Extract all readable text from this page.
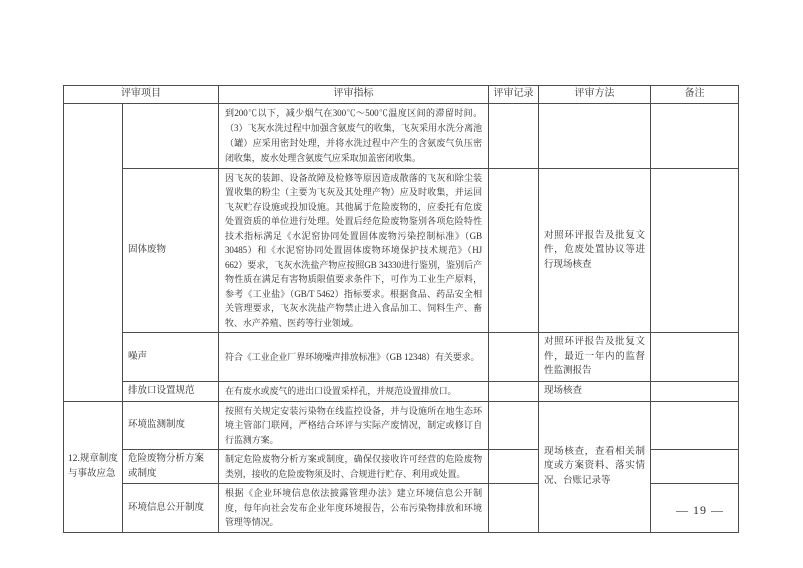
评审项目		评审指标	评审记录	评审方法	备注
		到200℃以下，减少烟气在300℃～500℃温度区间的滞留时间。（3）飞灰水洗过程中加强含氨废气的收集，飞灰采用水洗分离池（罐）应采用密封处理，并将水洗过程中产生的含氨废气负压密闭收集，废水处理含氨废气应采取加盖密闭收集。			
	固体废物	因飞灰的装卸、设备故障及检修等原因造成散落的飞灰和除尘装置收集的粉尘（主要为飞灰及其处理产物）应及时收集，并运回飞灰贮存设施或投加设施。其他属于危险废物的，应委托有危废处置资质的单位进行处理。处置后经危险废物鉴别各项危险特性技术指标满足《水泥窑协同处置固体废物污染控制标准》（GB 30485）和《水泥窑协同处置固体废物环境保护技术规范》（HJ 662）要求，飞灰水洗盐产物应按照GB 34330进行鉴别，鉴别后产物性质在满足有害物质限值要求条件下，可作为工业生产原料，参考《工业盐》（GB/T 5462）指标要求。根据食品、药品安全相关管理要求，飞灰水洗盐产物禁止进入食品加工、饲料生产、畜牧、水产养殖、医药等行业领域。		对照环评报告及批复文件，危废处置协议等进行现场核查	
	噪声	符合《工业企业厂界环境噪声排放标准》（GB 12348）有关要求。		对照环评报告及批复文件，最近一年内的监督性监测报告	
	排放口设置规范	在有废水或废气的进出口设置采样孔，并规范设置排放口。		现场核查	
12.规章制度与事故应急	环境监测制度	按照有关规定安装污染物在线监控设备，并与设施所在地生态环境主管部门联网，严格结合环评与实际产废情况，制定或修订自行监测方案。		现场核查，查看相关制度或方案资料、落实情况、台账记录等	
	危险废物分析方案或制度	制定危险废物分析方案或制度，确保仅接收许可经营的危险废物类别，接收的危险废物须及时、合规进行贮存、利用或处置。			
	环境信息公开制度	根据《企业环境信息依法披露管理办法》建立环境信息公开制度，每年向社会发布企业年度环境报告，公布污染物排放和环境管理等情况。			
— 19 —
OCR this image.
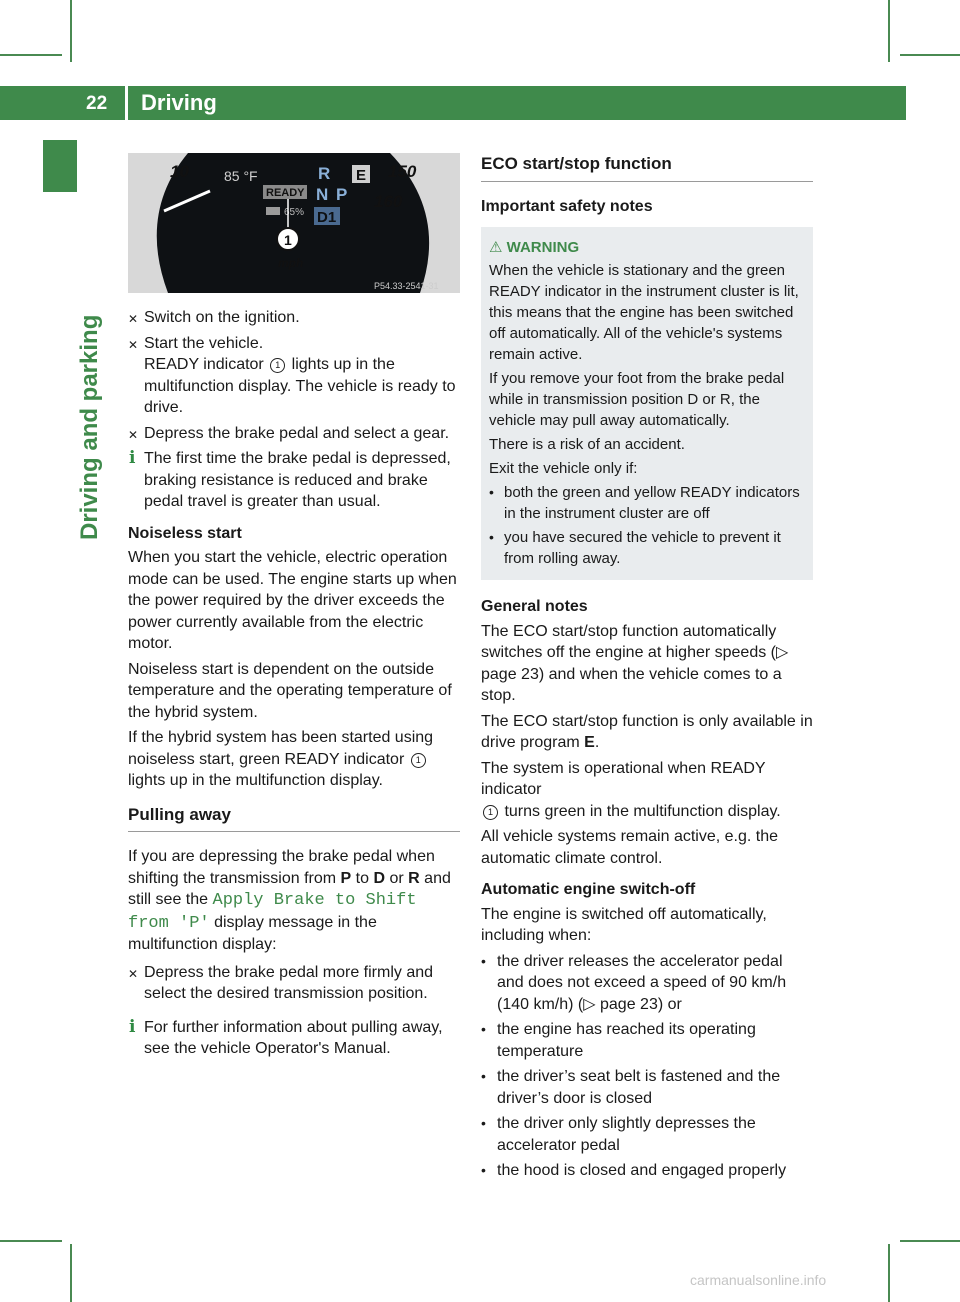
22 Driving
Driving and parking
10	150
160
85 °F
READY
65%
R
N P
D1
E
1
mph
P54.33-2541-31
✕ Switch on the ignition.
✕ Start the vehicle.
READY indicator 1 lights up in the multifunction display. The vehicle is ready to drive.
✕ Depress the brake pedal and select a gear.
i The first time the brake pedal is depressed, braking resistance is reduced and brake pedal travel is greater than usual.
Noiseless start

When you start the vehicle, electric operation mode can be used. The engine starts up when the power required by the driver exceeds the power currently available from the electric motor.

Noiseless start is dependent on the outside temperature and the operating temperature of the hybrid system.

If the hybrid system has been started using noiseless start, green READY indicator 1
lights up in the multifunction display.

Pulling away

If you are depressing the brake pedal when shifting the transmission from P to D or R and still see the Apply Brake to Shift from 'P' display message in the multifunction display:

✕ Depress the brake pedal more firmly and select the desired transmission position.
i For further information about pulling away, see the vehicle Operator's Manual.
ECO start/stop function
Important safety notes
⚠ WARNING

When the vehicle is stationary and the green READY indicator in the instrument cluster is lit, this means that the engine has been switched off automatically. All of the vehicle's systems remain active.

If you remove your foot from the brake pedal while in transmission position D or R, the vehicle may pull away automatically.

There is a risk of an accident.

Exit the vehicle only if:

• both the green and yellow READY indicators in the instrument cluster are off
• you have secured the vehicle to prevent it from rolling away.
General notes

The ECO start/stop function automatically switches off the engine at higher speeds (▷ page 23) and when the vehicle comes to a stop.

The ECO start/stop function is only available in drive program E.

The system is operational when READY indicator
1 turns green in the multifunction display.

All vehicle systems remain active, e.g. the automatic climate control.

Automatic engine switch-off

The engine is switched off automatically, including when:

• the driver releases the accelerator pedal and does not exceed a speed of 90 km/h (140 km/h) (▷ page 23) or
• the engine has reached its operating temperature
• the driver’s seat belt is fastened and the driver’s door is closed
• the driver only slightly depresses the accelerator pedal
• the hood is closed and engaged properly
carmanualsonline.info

SET EXERCISE →
In the copy, include no pictures; restate the listing above exactly.

RESULT OF THE TASK →
Extract all readable text from this page.
评审项目		评审指标	评审记录	评审方法	备注
		到200℃以下，减少烟气在300℃～500℃温度区间的滞留时间。（3）飞灰水洗过程中加强含氨废气的收集，飞灰采用水洗分离池（罐）应采用密封处理，并将水洗过程中产生的含氨废气负压密闭收集，废水处理含氨废气应采取加盖密闭收集。			
	固体废物	因飞灰的装卸、设备故障及检修等原因造成散落的飞灰和除尘装置收集的粉尘（主要为飞灰及其处理产物）应及时收集，并运回飞灰贮存设施或投加设施。其他属于危险废物的，应委托有危废处置资质的单位进行处理。处置后经危险废物鉴别各项危险特性技术指标满足《水泥窑协同处置固体废物污染控制标准》（GB 30485）和《水泥窑协同处置固体废物环境保护技术规范》（HJ 662）要求，飞灰水洗盐产物应按照GB 34330进行鉴别，鉴别后产物性质在满足有害物质限值要求条件下，可作为工业生产原料，参考《工业盐》（GB/T 5462）指标要求。根据食品、药品安全相关管理要求，飞灰水洗盐产物禁止进入食品加工、饲料生产、畜牧、水产养殖、医药等行业领域。		对照环评报告及批复文件，危废处置协议等进行现场核查	
	噪声	符合《工业企业厂界环境噪声排放标准》（GB 12348）有关要求。		对照环评报告及批复文件，最近一年内的监督性监测报告	
	排放口设置规范	在有废水或废气的进出口设置采样孔，并规范设置排放口。		现场核查	
12.规章制度与事故应急	环境监测制度	按照有关规定安装污染物在线监控设备，并与设施所在地生态环境主管部门联网，严格结合环评与实际产废情况，制定或修订自行监测方案。		现场核查，查看相关制度或方案资料、落实情况、台账记录等	
	危险废物分析方案或制度	制定危险废物分析方案或制度，确保仅接收许可经营的危险废物类别，接收的危险废物须及时、合规进行贮存、利用或处置。			
	环境信息公开制度	根据《企业环境信息依法披露管理办法》建立环境信息公开制度，每年向社会发布企业年度环境报告，公布污染物排放和环境管理等情况。			
— 19 —
OCR this image.
22 Driving
Driving and parking
10	150
160
85 °F
READY
65%
R
N P
D1
E
1
mph
P54.33-2541-31
✕ Switch on the ignition.
✕ Start the vehicle.
READY indicator 1 lights up in the multifunction display. The vehicle is ready to drive.
✕ Depress the brake pedal and select a gear.
i The first time the brake pedal is depressed, braking resistance is reduced and brake pedal travel is greater than usual.
Noiseless start

When you start the vehicle, electric operation mode can be used. The engine starts up when the power required by the driver exceeds the power currently available from the electric motor.

Noiseless start is dependent on the outside temperature and the operating temperature of the hybrid system.

If the hybrid system has been started using noiseless start, green READY indicator 1
lights up in the multifunction display.

Pulling away

If you are depressing the brake pedal when shifting the transmission from P to D or R and still see the Apply Brake to Shift from 'P' display message in the multifunction display:

✕ Depress the brake pedal more firmly and select the desired transmission position.
i For further information about pulling away, see the vehicle Operator's Manual.
ECO start/stop function
Important safety notes
⚠ WARNING

When the vehicle is stationary and the green READY indicator in the instrument cluster is lit, this means that the engine has been switched off automatically. All of the vehicle's systems remain active.

If you remove your foot from the brake pedal while in transmission position D or R, the vehicle may pull away automatically.

There is a risk of an accident.

Exit the vehicle only if:

• both the green and yellow READY indicators in the instrument cluster are off
• you have secured the vehicle to prevent it from rolling away.
General notes

The ECO start/stop function automatically switches off the engine at higher speeds (▷ page 23) and when the vehicle comes to a stop.

The ECO start/stop function is only available in drive program E.

The system is operational when READY indicator
1 turns green in the multifunction display.

All vehicle systems remain active, e.g. the automatic climate control.

Automatic engine switch-off

The engine is switched off automatically, including when:

• the driver releases the accelerator pedal and does not exceed a speed of 90 km/h (140 km/h) (▷ page 23) or
• the engine has reached its operating temperature
• the driver’s seat belt is fastened and the driver’s door is closed
• the driver only slightly depresses the accelerator pedal
• the hood is closed and engaged properly
carmanualsonline.info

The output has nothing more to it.